What is expected: Leave out the pictures and copy everything else in the entries exactly.

-- Start Exercise inputs --

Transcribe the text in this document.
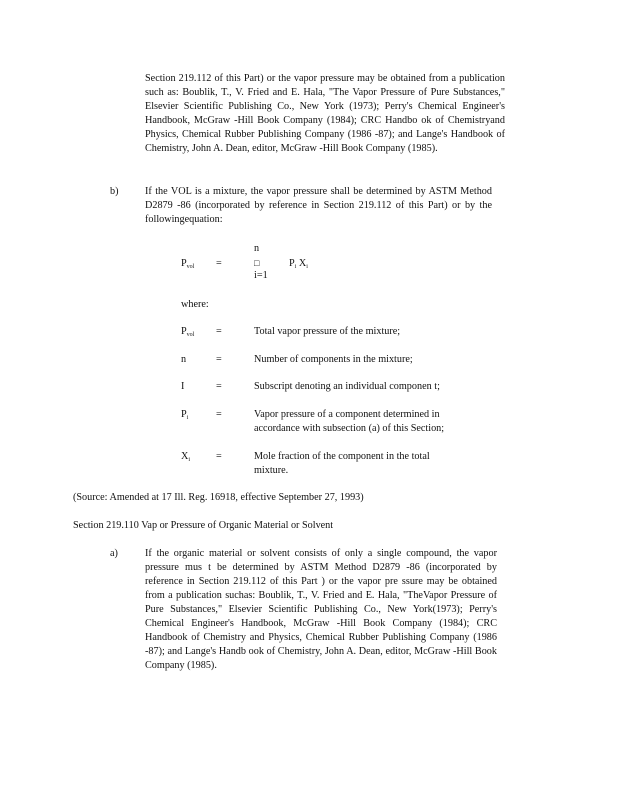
Section 219.112 of this Part) or the vapor pressure may be obtained from a publication such as: Boublik, T., V. Fried and E. Hala, "The Vapor Pressure of Pure Substances," Elsevier Scientific Publishing Co., New York (1973); Perry's Chemical Engineer's Handbook, McGraw -Hill Book Company (1984); CRC Handbo ok of Chemistryand Physics, Chemical Rubber Publishing Company (1986 -87); and Lange's Handbook of Chemistry, John A. Dean, editor, McGraw -Hill Book Company (1985).
b)	If the VOL is a mixture, the vapor pressure shall be determined by ASTM Method D2879 -86 (incorporated by reference in Section 219.112 of this Part) or by the followingequation:
$P_{vol}$ =
n
□
i=1
$P_i$ $X_i$
where:
$P_{vol}$ =	Total vapor pressure of the mixture;
n	=	Number of components in the mixture;
I	=	Subscript denoting an individual componen t;
$P_i$	=	Vapor pressure of a component determined in
accordance with subsection (a) of this Section;
$X_i$	=	Mole fraction of the component in the total
mixture.
(Source: Amended at 17 Ill. Reg. 16918, effective September 27, 1993)
Section 219.110 Vap or Pressure of Organic Material or Solvent
a)	If the organic material or solvent consists of only a single compound, the vapor pressure mus t be determined by ASTM Method D2879 -86 (incorporated by reference in Section 219.112 of this Part ) or the vapor pre ssure may be obtained from a publication suchas: Boublik, T., V. Fried and E. Hala, "TheVapor Pressure of Pure Substances," Elsevier Scientific Publishing Co., New York(1973); Perry's Chemical Engineer's Handbook, McGraw -Hill Book Company (1984); CRC Handbook of Chemistry and Physics, Chemical Rubber Publishing Company (1986 -87); and Lange's Handb ook of Chemistry, John A. Dean, editor, McGraw -Hill Book Company (1985).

-- End Exercise inputs --

Final answer:
Transcribe the text in this document.
Section 219.112 of this Part) or the vapor pressure may be obtained from a publication such as: Boublik, T., V. Fried and E. Hala, "The Vapor Pressure of Pure Substances," Elsevier Scientific Publishing Co., New York (1973); Perry's Chemical Engineer's Handbook, McGraw -Hill Book Company (1984); CRC Handbo ok of Chemistryand Physics, Chemical Rubber Publishing Company (1986 -87); and Lange's Handbook of Chemistry, John A. Dean, editor, McGraw -Hill Book Company (1985).
b)	If the VOL is a mixture, the vapor pressure shall be determined by ASTM Method D2879 -86 (incorporated by reference in Section 219.112 of this Part) or by the followingequation:
$P_{vol}$ =
n
□
i=1
$P_i$ $X_i$
where:
$P_{vol}$ =	Total vapor pressure of the mixture;
n	=	Number of components in the mixture;
I	=	Subscript denoting an individual componen t;
$P_i$	=	Vapor pressure of a component determined in
accordance with subsection (a) of this Section;
$X_i$	=	Mole fraction of the component in the total
mixture.
(Source: Amended at 17 Ill. Reg. 16918, effective September 27, 1993)
Section 219.110 Vap or Pressure of Organic Material or Solvent
a)	If the organic material or solvent consists of only a single compound, the vapor pressure mus t be determined by ASTM Method D2879 -86 (incorporated by reference in Section 219.112 of this Part ) or the vapor pre ssure may be obtained from a publication suchas: Boublik, T., V. Fried and E. Hala, "TheVapor Pressure of Pure Substances," Elsevier Scientific Publishing Co., New York(1973); Perry's Chemical Engineer's Handbook, McGraw -Hill Book Company (1984); CRC Handbook of Chemistry and Physics, Chemical Rubber Publishing Company (1986 -87); and Lange's Handb ook of Chemistry, John A. Dean, editor, McGraw -Hill Book Company (1985).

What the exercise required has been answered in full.